= Written task =
Leave out the pictures, and reproduce exactly the lines from the line containing "Give me the" through the final line of the entries.

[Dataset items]
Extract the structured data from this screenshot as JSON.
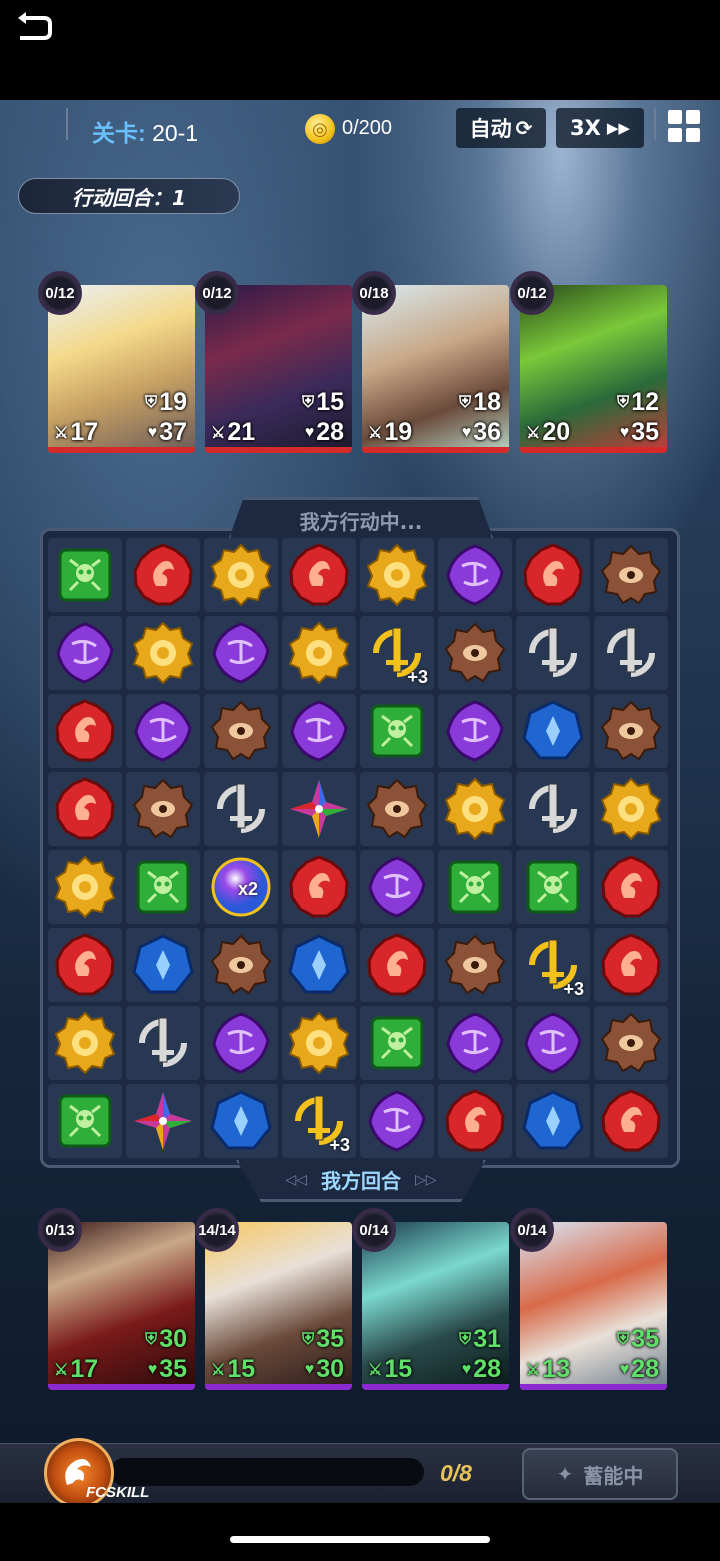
{
  "hud": {
    "stage_label": "关卡:",
    "stage_value": "20-1",
    "coin_value": "0/200",
    "auto_label": "自动",
    "speed_label": "3X",
    "turn_label": "行动回合：1"
  },
  "enemies": [
    {
      "energy": "0/12",
      "shield": "19",
      "attack": "17",
      "hp": "37"
    },
    {
      "energy": "0/12",
      "shield": "15",
      "attack": "21",
      "hp": "28"
    },
    {
      "energy": "0/18",
      "shield": "18",
      "attack": "19",
      "hp": "36"
    },
    {
      "energy": "0/12",
      "shield": "12",
      "attack": "20",
      "hp": "35"
    }
  ],
  "board": {
    "top_label": "我方行动中...",
    "bottom_label": "我方回合",
    "rows": [
      [
        "green",
        "red",
        "yellow",
        "red",
        "yellow",
        "purple",
        "red",
        "brown"
      ],
      [
        "purple",
        "yellow",
        "purple",
        "yellow",
        "sword+3",
        "brown",
        "sword",
        "sword"
      ],
      [
        "red",
        "purple",
        "brown",
        "purple",
        "green",
        "purple",
        "blue",
        "brown"
      ],
      [
        "red",
        "brown",
        "sword",
        "star",
        "brown",
        "yellow",
        "sword",
        "yellow"
      ],
      [
        "yellow",
        "green",
        "orbx2",
        "red",
        "purple",
        "green",
        "green",
        "red"
      ],
      [
        "red",
        "blue",
        "brown",
        "blue",
        "red",
        "brown",
        "sword+3",
        "red"
      ],
      [
        "yellow",
        "sword",
        "purple",
        "yellow",
        "green",
        "purple",
        "purple",
        "brown"
      ],
      [
        "green",
        "star",
        "blue",
        "sword+3",
        "purple",
        "red",
        "blue",
        "red"
      ]
    ],
    "badges": {
      "sword+3": "+3",
      "orbx2": "x2"
    }
  },
  "heroes": [
    {
      "energy": "0/13",
      "shield": "30",
      "attack": "17",
      "hp": "35"
    },
    {
      "energy": "14/14",
      "shield": "35",
      "attack": "15",
      "hp": "30"
    },
    {
      "energy": "0/14",
      "shield": "31",
      "attack": "15",
      "hp": "28"
    },
    {
      "energy": "0/14",
      "shield": "35",
      "attack": "13",
      "hp": "28"
    }
  ],
  "footer": {
    "fcskill_label": "FCSKILL",
    "fcskill_count": "0/8",
    "charge_label": "蓄能中"
  },
  "colors": {
    "red": "#d8262a",
    "yellow": "#e8a81c",
    "purple": "#8a3ad8",
    "green": "#2fae3a",
    "brown": "#8c5238",
    "blue": "#1f66d0",
    "stat_green": "#5fe068",
    "enemy_bar": "#d62a2a",
    "hero_bar": "#8a2ad0"
  }
}
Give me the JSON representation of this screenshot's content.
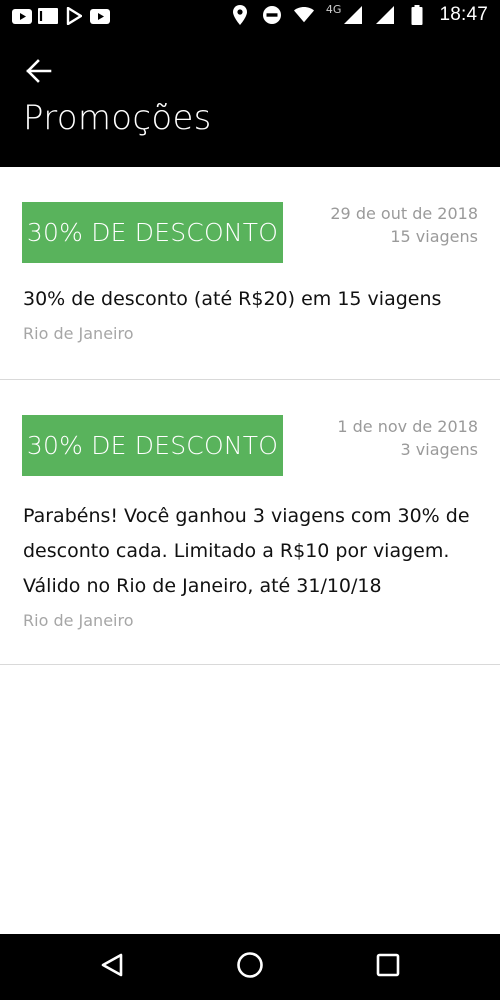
{
  "status_bar": {
    "time": "18:47",
    "network_label": "4G",
    "left_icons": [
      "youtube-icon",
      "mail-icon",
      "play-store-icon",
      "youtube-icon"
    ],
    "right_icons": [
      "location-icon",
      "do-not-disturb-icon",
      "wifi-icon",
      "signal-icon",
      "signal-icon",
      "battery-icon"
    ]
  },
  "app_bar": {
    "title": "Promoções",
    "back_icon": "arrow-left-icon"
  },
  "promos": [
    {
      "badge": "30% DE DESCONTO",
      "date": "29 de out de 2018",
      "trips": "15 viagens",
      "description": "30% de desconto (até R$20) em 15 viagens",
      "city": "Rio de Janeiro"
    },
    {
      "badge": "30% DE DESCONTO",
      "date": "1 de nov de 2018",
      "trips": "3 viagens",
      "description": "Parabéns! Você ganhou 3 viagens com 30% de desconto cada. Limitado a R$10 por viagem. Válido no Rio de Janeiro, até 31/10/18",
      "city": "Rio de Janeiro"
    }
  ],
  "colors": {
    "badge_green": "#59b35c",
    "bar_black": "#000000",
    "meta_gray": "#9a9a9a",
    "divider": "#d9d9d9"
  },
  "nav_bar": {
    "icons": [
      "back-triangle-icon",
      "home-circle-icon",
      "recents-square-icon"
    ]
  }
}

= Response for this exercise =
Give me the JSON representation of this screenshot's content.
{
  "status_bar": {
    "time": "18:47",
    "network_label": "4G",
    "left_icons": [
      "youtube-icon",
      "mail-icon",
      "play-store-icon",
      "youtube-icon"
    ],
    "right_icons": [
      "location-icon",
      "do-not-disturb-icon",
      "wifi-icon",
      "signal-icon",
      "signal-icon",
      "battery-icon"
    ]
  },
  "app_bar": {
    "title": "Promoções",
    "back_icon": "arrow-left-icon"
  },
  "promos": [
    {
      "badge": "30% DE DESCONTO",
      "date": "29 de out de 2018",
      "trips": "15 viagens",
      "description": "30% de desconto (até R$20) em 15 viagens",
      "city": "Rio de Janeiro"
    },
    {
      "badge": "30% DE DESCONTO",
      "date": "1 de nov de 2018",
      "trips": "3 viagens",
      "description": "Parabéns! Você ganhou 3 viagens com 30% de desconto cada. Limitado a R$10 por viagem. Válido no Rio de Janeiro, até 31/10/18",
      "city": "Rio de Janeiro"
    }
  ],
  "colors": {
    "badge_green": "#59b35c",
    "bar_black": "#000000",
    "meta_gray": "#9a9a9a",
    "divider": "#d9d9d9"
  },
  "nav_bar": {
    "icons": [
      "back-triangle-icon",
      "home-circle-icon",
      "recents-square-icon"
    ]
  }
}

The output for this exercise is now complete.